## EXERCISE PROMPT
For the copy, please give all of the data again exactly and leave the pictures out.

Extracted records
/---
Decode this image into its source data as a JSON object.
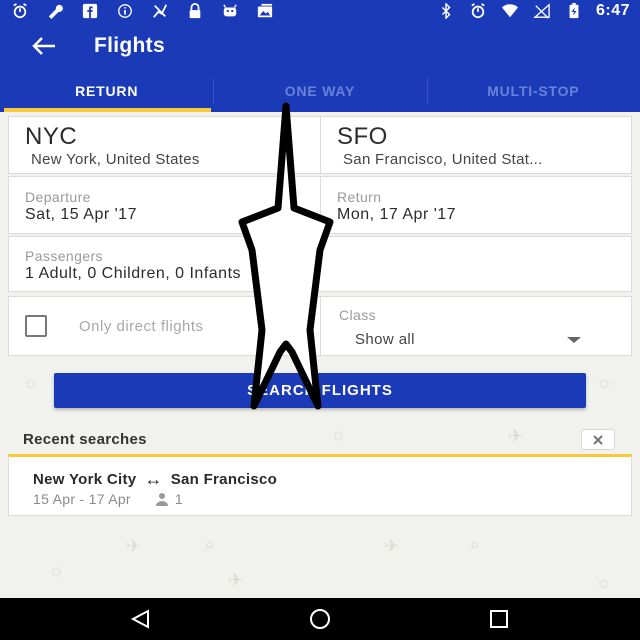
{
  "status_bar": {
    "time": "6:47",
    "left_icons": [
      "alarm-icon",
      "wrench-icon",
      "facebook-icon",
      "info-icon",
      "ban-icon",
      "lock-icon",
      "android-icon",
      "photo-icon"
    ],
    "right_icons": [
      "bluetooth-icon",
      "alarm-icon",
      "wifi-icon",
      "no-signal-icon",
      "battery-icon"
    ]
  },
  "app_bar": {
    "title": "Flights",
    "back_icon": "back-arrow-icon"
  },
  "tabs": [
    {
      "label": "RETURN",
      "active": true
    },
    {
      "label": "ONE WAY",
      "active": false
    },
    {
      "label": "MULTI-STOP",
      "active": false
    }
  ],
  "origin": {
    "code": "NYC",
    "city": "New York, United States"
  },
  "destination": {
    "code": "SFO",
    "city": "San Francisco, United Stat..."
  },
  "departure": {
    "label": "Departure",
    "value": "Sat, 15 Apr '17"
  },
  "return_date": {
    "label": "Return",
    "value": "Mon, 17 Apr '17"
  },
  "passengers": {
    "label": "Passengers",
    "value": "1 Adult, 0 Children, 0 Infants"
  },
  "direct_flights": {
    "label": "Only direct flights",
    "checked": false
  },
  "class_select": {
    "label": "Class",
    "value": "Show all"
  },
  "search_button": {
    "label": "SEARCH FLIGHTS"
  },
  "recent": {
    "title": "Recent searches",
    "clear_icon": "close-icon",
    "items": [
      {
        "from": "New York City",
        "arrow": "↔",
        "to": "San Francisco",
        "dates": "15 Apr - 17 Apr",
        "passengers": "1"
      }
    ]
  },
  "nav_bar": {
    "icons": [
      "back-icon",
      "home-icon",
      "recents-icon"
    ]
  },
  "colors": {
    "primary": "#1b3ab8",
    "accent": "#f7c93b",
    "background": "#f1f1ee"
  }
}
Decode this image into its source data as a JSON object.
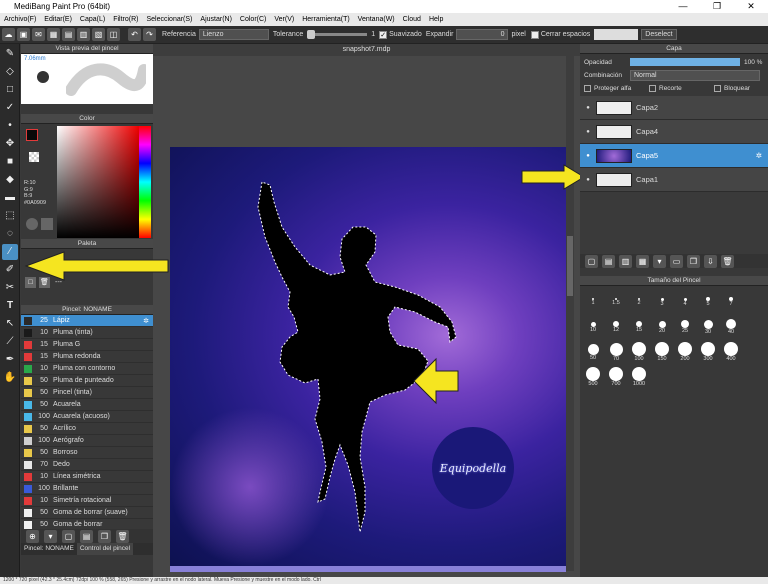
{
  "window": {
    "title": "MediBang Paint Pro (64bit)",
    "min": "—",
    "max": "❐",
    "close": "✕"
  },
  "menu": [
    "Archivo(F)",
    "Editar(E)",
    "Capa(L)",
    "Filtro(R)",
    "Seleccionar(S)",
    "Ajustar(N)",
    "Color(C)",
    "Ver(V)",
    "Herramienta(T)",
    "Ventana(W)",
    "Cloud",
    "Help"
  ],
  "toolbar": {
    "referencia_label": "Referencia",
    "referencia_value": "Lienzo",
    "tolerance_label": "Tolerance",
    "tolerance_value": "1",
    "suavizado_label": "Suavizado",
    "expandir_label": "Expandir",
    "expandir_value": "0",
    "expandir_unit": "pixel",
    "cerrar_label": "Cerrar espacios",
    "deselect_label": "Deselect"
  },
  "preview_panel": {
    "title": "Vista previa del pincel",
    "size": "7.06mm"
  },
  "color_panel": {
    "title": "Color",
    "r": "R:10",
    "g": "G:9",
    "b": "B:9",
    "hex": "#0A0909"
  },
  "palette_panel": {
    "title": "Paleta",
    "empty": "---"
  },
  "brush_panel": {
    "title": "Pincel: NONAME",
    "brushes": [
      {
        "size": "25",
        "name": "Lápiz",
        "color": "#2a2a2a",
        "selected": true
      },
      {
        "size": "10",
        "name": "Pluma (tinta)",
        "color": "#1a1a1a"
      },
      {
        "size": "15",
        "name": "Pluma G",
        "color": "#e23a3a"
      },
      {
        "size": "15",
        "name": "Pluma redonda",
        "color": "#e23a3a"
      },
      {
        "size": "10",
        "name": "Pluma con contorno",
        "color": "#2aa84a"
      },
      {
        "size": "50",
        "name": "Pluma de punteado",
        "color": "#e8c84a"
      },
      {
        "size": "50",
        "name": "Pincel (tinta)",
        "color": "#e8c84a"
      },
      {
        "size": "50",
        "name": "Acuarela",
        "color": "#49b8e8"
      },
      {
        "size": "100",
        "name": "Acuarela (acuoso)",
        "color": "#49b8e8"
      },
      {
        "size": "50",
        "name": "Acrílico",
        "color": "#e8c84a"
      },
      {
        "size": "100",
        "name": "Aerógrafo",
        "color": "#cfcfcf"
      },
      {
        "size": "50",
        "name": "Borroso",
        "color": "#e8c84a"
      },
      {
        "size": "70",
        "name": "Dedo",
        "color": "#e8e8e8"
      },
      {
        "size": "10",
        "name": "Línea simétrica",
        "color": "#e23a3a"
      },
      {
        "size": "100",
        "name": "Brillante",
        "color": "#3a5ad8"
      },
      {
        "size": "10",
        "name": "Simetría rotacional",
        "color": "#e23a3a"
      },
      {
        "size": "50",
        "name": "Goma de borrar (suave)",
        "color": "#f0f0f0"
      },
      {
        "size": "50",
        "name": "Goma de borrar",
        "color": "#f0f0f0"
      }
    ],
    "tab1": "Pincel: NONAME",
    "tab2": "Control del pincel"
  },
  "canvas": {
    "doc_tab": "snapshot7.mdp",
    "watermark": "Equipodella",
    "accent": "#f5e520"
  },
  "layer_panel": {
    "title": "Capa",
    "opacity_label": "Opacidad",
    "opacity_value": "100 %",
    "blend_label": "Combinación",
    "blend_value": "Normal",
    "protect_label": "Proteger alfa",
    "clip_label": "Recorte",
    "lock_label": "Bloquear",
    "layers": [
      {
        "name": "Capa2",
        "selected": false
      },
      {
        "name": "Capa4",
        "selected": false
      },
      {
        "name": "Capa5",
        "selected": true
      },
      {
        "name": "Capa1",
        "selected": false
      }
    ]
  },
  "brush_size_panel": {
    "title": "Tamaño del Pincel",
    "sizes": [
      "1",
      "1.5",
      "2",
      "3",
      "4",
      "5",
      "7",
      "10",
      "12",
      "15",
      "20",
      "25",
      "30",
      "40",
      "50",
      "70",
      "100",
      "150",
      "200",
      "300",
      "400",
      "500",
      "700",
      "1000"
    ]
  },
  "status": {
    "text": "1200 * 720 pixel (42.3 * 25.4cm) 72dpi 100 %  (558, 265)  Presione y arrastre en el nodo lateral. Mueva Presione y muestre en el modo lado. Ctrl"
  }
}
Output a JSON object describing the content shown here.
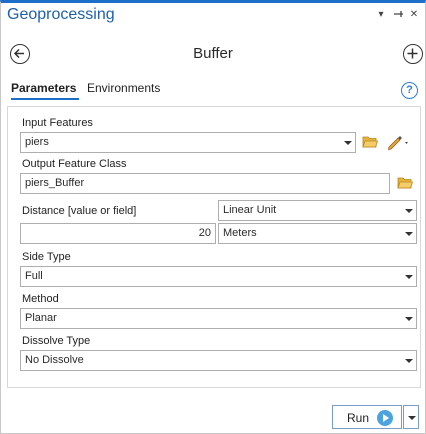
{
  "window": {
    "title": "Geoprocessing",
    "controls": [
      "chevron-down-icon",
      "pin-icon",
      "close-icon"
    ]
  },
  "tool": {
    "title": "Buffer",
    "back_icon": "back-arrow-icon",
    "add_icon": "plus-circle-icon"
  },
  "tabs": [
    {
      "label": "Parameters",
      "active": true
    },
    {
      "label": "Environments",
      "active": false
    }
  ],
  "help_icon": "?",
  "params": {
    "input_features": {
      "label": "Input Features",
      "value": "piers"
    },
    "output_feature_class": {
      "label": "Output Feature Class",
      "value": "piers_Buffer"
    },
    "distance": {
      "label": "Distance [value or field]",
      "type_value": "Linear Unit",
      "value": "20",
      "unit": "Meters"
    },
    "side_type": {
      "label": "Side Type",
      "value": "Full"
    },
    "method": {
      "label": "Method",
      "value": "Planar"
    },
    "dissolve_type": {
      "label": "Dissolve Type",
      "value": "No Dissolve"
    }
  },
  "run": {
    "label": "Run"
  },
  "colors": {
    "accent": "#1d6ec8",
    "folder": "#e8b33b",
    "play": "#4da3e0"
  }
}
\---
## THE OUTPUT
Decode this image into its source data as a JSON object.
{
  "status_bar": {
    "time": "6:47",
    "left_icons": [
      "alarm-icon",
      "wrench-icon",
      "facebook-icon",
      "info-icon",
      "ban-icon",
      "lock-icon",
      "android-icon",
      "photo-icon"
    ],
    "right_icons": [
      "bluetooth-icon",
      "alarm-icon",
      "wifi-icon",
      "no-signal-icon",
      "battery-icon"
    ]
  },
  "app_bar": {
    "title": "Flights",
    "back_icon": "back-arrow-icon"
  },
  "tabs": [
    {
      "label": "RETURN",
      "active": true
    },
    {
      "label": "ONE WAY",
      "active": false
    },
    {
      "label": "MULTI-STOP",
      "active": false
    }
  ],
  "origin": {
    "code": "NYC",
    "city": "New York, United States"
  },
  "destination": {
    "code": "SFO",
    "city": "San Francisco, United Stat..."
  },
  "departure": {
    "label": "Departure",
    "value": "Sat, 15 Apr '17"
  },
  "return_date": {
    "label": "Return",
    "value": "Mon, 17 Apr '17"
  },
  "passengers": {
    "label": "Passengers",
    "value": "1 Adult, 0 Children, 0 Infants"
  },
  "direct_flights": {
    "label": "Only direct flights",
    "checked": false
  },
  "class_select": {
    "label": "Class",
    "value": "Show all"
  },
  "search_button": {
    "label": "SEARCH FLIGHTS"
  },
  "recent": {
    "title": "Recent searches",
    "clear_icon": "close-icon",
    "items": [
      {
        "from": "New York City",
        "arrow": "↔",
        "to": "San Francisco",
        "dates": "15 Apr - 17 Apr",
        "passengers": "1"
      }
    ]
  },
  "nav_bar": {
    "icons": [
      "back-icon",
      "home-icon",
      "recents-icon"
    ]
  },
  "colors": {
    "primary": "#1b3ab8",
    "accent": "#f7c93b",
    "background": "#f1f1ee"
  }
}
Decode this image into its source data as a JSON object.
{
  "window": {
    "title": "MediBang Paint Pro (64bit)",
    "min": "—",
    "max": "❐",
    "close": "✕"
  },
  "menu": [
    "Archivo(F)",
    "Editar(E)",
    "Capa(L)",
    "Filtro(R)",
    "Seleccionar(S)",
    "Ajustar(N)",
    "Color(C)",
    "Ver(V)",
    "Herramienta(T)",
    "Ventana(W)",
    "Cloud",
    "Help"
  ],
  "toolbar": {
    "referencia_label": "Referencia",
    "referencia_value": "Lienzo",
    "tolerance_label": "Tolerance",
    "tolerance_value": "1",
    "suavizado_label": "Suavizado",
    "expandir_label": "Expandir",
    "expandir_value": "0",
    "expandir_unit": "pixel",
    "cerrar_label": "Cerrar espacios",
    "deselect_label": "Deselect"
  },
  "preview_panel": {
    "title": "Vista previa del pincel",
    "size": "7.06mm"
  },
  "color_panel": {
    "title": "Color",
    "r": "R:10",
    "g": "G:9",
    "b": "B:9",
    "hex": "#0A0909"
  },
  "palette_panel": {
    "title": "Paleta",
    "empty": "---"
  },
  "brush_panel": {
    "title": "Pincel: NONAME",
    "brushes": [
      {
        "size": "25",
        "name": "Lápiz",
        "color": "#2a2a2a",
        "selected": true
      },
      {
        "size": "10",
        "name": "Pluma (tinta)",
        "color": "#1a1a1a"
      },
      {
        "size": "15",
        "name": "Pluma G",
        "color": "#e23a3a"
      },
      {
        "size": "15",
        "name": "Pluma redonda",
        "color": "#e23a3a"
      },
      {
        "size": "10",
        "name": "Pluma con contorno",
        "color": "#2aa84a"
      },
      {
        "size": "50",
        "name": "Pluma de punteado",
        "color": "#e8c84a"
      },
      {
        "size": "50",
        "name": "Pincel (tinta)",
        "color": "#e8c84a"
      },
      {
        "size": "50",
        "name": "Acuarela",
        "color": "#49b8e8"
      },
      {
        "size": "100",
        "name": "Acuarela (acuoso)",
        "color": "#49b8e8"
      },
      {
        "size": "50",
        "name": "Acrílico",
        "color": "#e8c84a"
      },
      {
        "size": "100",
        "name": "Aerógrafo",
        "color": "#cfcfcf"
      },
      {
        "size": "50",
        "name": "Borroso",
        "color": "#e8c84a"
      },
      {
        "size": "70",
        "name": "Dedo",
        "color": "#e8e8e8"
      },
      {
        "size": "10",
        "name": "Línea simétrica",
        "color": "#e23a3a"
      },
      {
        "size": "100",
        "name": "Brillante",
        "color": "#3a5ad8"
      },
      {
        "size": "10",
        "name": "Simetría rotacional",
        "color": "#e23a3a"
      },
      {
        "size": "50",
        "name": "Goma de borrar (suave)",
        "color": "#f0f0f0"
      },
      {
        "size": "50",
        "name": "Goma de borrar",
        "color": "#f0f0f0"
      }
    ],
    "tab1": "Pincel: NONAME",
    "tab2": "Control del pincel"
  },
  "canvas": {
    "doc_tab": "snapshot7.mdp",
    "watermark": "Equipodella",
    "accent": "#f5e520"
  },
  "layer_panel": {
    "title": "Capa",
    "opacity_label": "Opacidad",
    "opacity_value": "100 %",
    "blend_label": "Combinación",
    "blend_value": "Normal",
    "protect_label": "Proteger alfa",
    "clip_label": "Recorte",
    "lock_label": "Bloquear",
    "layers": [
      {
        "name": "Capa2",
        "selected": false
      },
      {
        "name": "Capa4",
        "selected": false
      },
      {
        "name": "Capa5",
        "selected": true
      },
      {
        "name": "Capa1",
        "selected": false
      }
    ]
  },
  "brush_size_panel": {
    "title": "Tamaño del Pincel",
    "sizes": [
      "1",
      "1.5",
      "2",
      "3",
      "4",
      "5",
      "7",
      "10",
      "12",
      "15",
      "20",
      "25",
      "30",
      "40",
      "50",
      "70",
      "100",
      "150",
      "200",
      "300",
      "400",
      "500",
      "700",
      "1000"
    ]
  },
  "status": {
    "text": "1200 * 720 pixel (42.3 * 25.4cm) 72dpi 100 %  (558, 265)  Presione y arrastre en el nodo lateral. Mueva Presione y muestre en el modo lado. Ctrl"
  }
}
Output a JSON object describing the content shown here.
{
  "window": {
    "title": "Geoprocessing",
    "controls": [
      "chevron-down-icon",
      "pin-icon",
      "close-icon"
    ]
  },
  "tool": {
    "title": "Buffer",
    "back_icon": "back-arrow-icon",
    "add_icon": "plus-circle-icon"
  },
  "tabs": [
    {
      "label": "Parameters",
      "active": true
    },
    {
      "label": "Environments",
      "active": false
    }
  ],
  "help_icon": "?",
  "params": {
    "input_features": {
      "label": "Input Features",
      "value": "piers"
    },
    "output_feature_class": {
      "label": "Output Feature Class",
      "value": "piers_Buffer"
    },
    "distance": {
      "label": "Distance [value or field]",
      "type_value": "Linear Unit",
      "value": "20",
      "unit": "Meters"
    },
    "side_type": {
      "label": "Side Type",
      "value": "Full"
    },
    "method": {
      "label": "Method",
      "value": "Planar"
    },
    "dissolve_type": {
      "label": "Dissolve Type",
      "value": "No Dissolve"
    }
  },
  "run": {
    "label": "Run"
  },
  "colors": {
    "accent": "#1d6ec8",
    "folder": "#e8b33b",
    "play": "#4da3e0"
  }
}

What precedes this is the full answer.